<<<<

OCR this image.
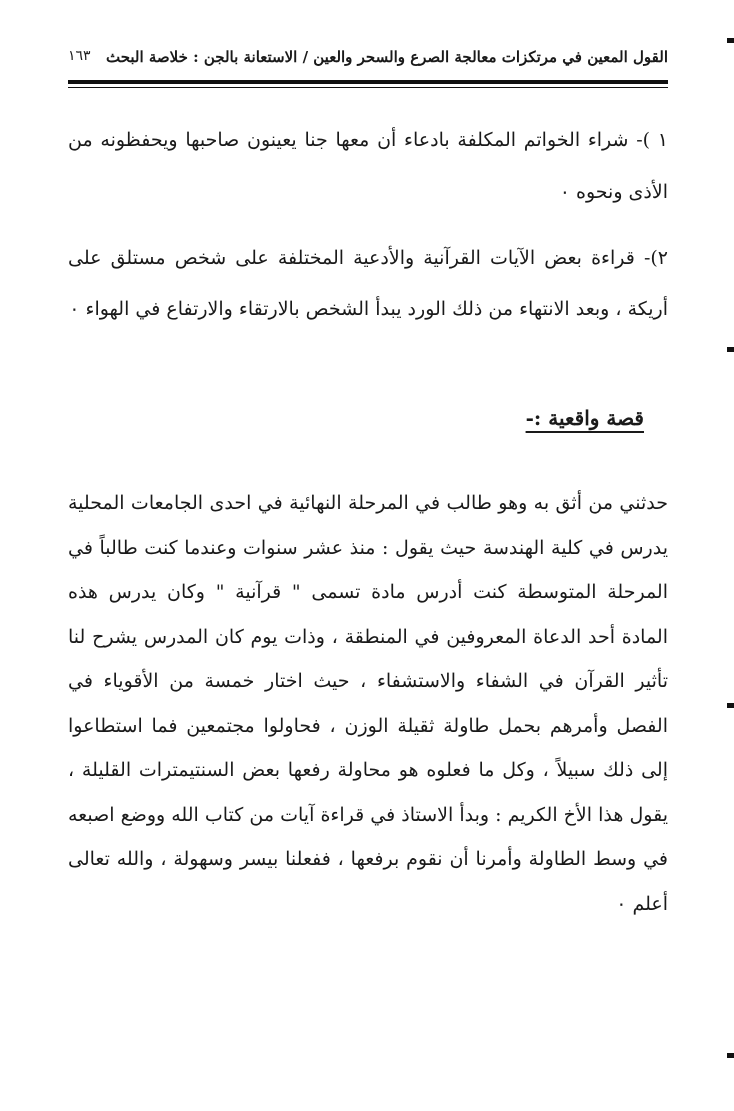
القول المعين في مرتكزات معالجة الصرع والسحر والعين / الاستعانة بالجن : خلاصة البحث
١٦٣

١ )- شراء الخواتم المكلفة بادعاء أن معها جنا يعينون صاحبها ويحفظونه من الأذى ونحوه ٠

٢)- قراءة بعض الآيات القرآنية والأدعية المختلفة على شخص مستلق على أريكة ، وبعد الانتهاء من ذلك الورد يبدأ الشخص بالارتقاء والارتفاع في الهواء ٠

قصة واقعية :-

حدثني من أثق به وهو طالب في المرحلة النهائية في احدى الجامعات المحلية يدرس في كلية الهندسة حيث يقول : منذ عشر سنوات وعندما كنت طالباً في المرحلة المتوسطة كنت أدرس مادة تسمى " قرآنية " وكان يدرس هذه المادة أحد الدعاة المعروفين في المنطقة ، وذات يوم كان المدرس يشرح لنا تأثير القرآن في الشفاء والاستشفاء ، حيث اختار خمسة من الأقوياء في الفصل وأمرهم بحمل طاولة ثقيلة الوزن ، فحاولوا مجتمعين فما استطاعوا إلى ذلك سبيلاً ، وكل ما فعلوه هو محاولة رفعها بعض السنتيمترات القليلة ، يقول هذا الأخ الكريم : وبدأ الاستاذ في قراءة آيات من كتاب الله ووضع اصبعه في وسط الطاولة وأمرنا أن نقوم برفعها ، ففعلنا بيسر وسهولة ، والله تعالى أعلم ٠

>>>>

__WORK INSTRUCTIONS__
Transcribe each entry precisely as given, leaving the pictures out.

__RESULT FOR THIS TASK__
OCR this image.
القول المعين في مرتكزات معالجة الصرع والسحر والعين / الاستعانة بالجن : خلاصة البحث
١٦٣

١ )- شراء الخواتم المكلفة بادعاء أن معها جنا يعينون صاحبها ويحفظونه من الأذى ونحوه ٠

٢)- قراءة بعض الآيات القرآنية والأدعية المختلفة على شخص مستلق على أريكة ، وبعد الانتهاء من ذلك الورد يبدأ الشخص بالارتقاء والارتفاع في الهواء ٠

قصة واقعية :-

حدثني من أثق به وهو طالب في المرحلة النهائية في احدى الجامعات المحلية يدرس في كلية الهندسة حيث يقول : منذ عشر سنوات وعندما كنت طالباً في المرحلة المتوسطة كنت أدرس مادة تسمى " قرآنية " وكان يدرس هذه المادة أحد الدعاة المعروفين في المنطقة ، وذات يوم كان المدرس يشرح لنا تأثير القرآن في الشفاء والاستشفاء ، حيث اختار خمسة من الأقوياء في الفصل وأمرهم بحمل طاولة ثقيلة الوزن ، فحاولوا مجتمعين فما استطاعوا إلى ذلك سبيلاً ، وكل ما فعلوه هو محاولة رفعها بعض السنتيمترات القليلة ، يقول هذا الأخ الكريم : وبدأ الاستاذ في قراءة آيات من كتاب الله ووضع اصبعه في وسط الطاولة وأمرنا أن نقوم برفعها ، ففعلنا بيسر وسهولة ، والله تعالى أعلم ٠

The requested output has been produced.